● DATA ENTRIES:
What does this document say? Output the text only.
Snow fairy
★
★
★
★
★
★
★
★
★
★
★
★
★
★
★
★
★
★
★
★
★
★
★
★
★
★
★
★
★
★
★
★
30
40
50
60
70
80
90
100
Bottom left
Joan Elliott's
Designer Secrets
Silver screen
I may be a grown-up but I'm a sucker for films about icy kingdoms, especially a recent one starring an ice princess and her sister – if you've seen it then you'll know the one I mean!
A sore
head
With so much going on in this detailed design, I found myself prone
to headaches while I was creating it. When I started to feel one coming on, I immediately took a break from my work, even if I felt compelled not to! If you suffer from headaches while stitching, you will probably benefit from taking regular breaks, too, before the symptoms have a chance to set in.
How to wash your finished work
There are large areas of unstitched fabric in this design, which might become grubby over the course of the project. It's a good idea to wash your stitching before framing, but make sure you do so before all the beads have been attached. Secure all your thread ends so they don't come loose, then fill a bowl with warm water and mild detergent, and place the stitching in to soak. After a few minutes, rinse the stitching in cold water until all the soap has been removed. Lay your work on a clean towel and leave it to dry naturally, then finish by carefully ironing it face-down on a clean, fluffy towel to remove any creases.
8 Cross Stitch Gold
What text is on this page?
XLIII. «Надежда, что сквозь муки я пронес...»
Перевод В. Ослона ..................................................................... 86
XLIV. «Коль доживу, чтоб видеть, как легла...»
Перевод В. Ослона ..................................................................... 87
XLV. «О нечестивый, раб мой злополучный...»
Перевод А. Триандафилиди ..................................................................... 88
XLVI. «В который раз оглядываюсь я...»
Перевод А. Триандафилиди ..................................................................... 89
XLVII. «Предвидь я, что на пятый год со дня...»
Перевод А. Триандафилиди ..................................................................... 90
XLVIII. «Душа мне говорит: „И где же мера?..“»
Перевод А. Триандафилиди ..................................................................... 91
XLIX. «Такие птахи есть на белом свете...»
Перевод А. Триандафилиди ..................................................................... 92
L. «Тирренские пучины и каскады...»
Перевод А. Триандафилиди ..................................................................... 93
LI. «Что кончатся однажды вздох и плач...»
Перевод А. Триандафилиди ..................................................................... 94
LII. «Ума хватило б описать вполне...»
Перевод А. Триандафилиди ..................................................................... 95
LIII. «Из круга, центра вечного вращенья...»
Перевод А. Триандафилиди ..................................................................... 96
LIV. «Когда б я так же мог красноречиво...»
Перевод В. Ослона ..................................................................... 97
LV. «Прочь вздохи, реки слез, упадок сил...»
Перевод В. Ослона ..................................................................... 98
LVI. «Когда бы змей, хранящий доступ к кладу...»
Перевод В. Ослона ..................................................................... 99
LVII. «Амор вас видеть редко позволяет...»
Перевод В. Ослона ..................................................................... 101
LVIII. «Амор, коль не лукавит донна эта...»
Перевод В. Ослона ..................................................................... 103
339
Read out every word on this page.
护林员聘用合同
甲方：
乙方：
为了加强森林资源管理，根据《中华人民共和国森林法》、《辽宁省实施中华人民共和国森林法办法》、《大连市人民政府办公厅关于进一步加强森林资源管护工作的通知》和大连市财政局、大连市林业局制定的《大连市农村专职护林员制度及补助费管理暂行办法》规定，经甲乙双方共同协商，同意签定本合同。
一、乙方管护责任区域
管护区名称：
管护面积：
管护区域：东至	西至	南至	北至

● GIVEN PROBLEM:
Everything in the listing above should be restated exactly.

● EXERCISE RESULT:
What does this document say? Output the text only.
Snow fairy
★
★
★
★
★
★
★
★
★
★
★
★
★
★
★
★
★
★
★
★
★
★
★
★
★
★
★
★
★
★
★
★
30
40
50
60
70
80
90
100
Bottom left
Joan Elliott's
Designer Secrets
Silver screen
I may be a grown-up but I'm a sucker for films about icy kingdoms, especially a recent one starring an ice princess and her sister – if you've seen it then you'll know the one I mean!
A sore
head
With so much going on in this detailed design, I found myself prone
to headaches while I was creating it. When I started to feel one coming on, I immediately took a break from my work, even if I felt compelled not to! If you suffer from headaches while stitching, you will probably benefit from taking regular breaks, too, before the symptoms have a chance to set in.
How to wash your finished work
There are large areas of unstitched fabric in this design, which might become grubby over the course of the project. It's a good idea to wash your stitching before framing, but make sure you do so before all the beads have been attached. Secure all your thread ends so they don't come loose, then fill a bowl with warm water and mild detergent, and place the stitching in to soak. After a few minutes, rinse the stitching in cold water until all the soap has been removed. Lay your work on a clean towel and leave it to dry naturally, then finish by carefully ironing it face-down on a clean, fluffy towel to remove any creases.
8 Cross Stitch Gold
What text is on this page?
XLIII. «Надежда, что сквозь муки я пронес...»
Перевод В. Ослона ..................................................................... 86
XLIV. «Коль доживу, чтоб видеть, как легла...»
Перевод В. Ослона ..................................................................... 87
XLV. «О нечестивый, раб мой злополучный...»
Перевод А. Триандафилиди ..................................................................... 88
XLVI. «В который раз оглядываюсь я...»
Перевод А. Триандафилиди ..................................................................... 89
XLVII. «Предвидь я, что на пятый год со дня...»
Перевод А. Триандафилиди ..................................................................... 90
XLVIII. «Душа мне говорит: „И где же мера?..“»
Перевод А. Триандафилиди ..................................................................... 91
XLIX. «Такие птахи есть на белом свете...»
Перевод А. Триандафилиди ..................................................................... 92
L. «Тирренские пучины и каскады...»
Перевод А. Триандафилиди ..................................................................... 93
LI. «Что кончатся однажды вздох и плач...»
Перевод А. Триандафилиди ..................................................................... 94
LII. «Ума хватило б описать вполне...»
Перевод А. Триандафилиди ..................................................................... 95
LIII. «Из круга, центра вечного вращенья...»
Перевод А. Триандафилиди ..................................................................... 96
LIV. «Когда б я так же мог красноречиво...»
Перевод В. Ослона ..................................................................... 97
LV. «Прочь вздохи, реки слез, упадок сил...»
Перевод В. Ослона ..................................................................... 98
LVI. «Когда бы змей, хранящий доступ к кладу...»
Перевод В. Ослона ..................................................................... 99
LVII. «Амор вас видеть редко позволяет...»
Перевод В. Ослона ..................................................................... 101
LVIII. «Амор, коль не лукавит донна эта...»
Перевод В. Ослона ..................................................................... 103
339
Read out every word on this page.
护林员聘用合同
甲方：
乙方：
为了加强森林资源管理，根据《中华人民共和国森林法》、《辽宁省实施中华人民共和国森林法办法》、《大连市人民政府办公厅关于进一步加强森林资源管护工作的通知》和大连市财政局、大连市林业局制定的《大连市农村专职护林员制度及补助费管理暂行办法》规定，经甲乙双方共同协商，同意签定本合同。
一、乙方管护责任区域
管护区名称：
管护面积：
管护区域：东至	西至	南至	北至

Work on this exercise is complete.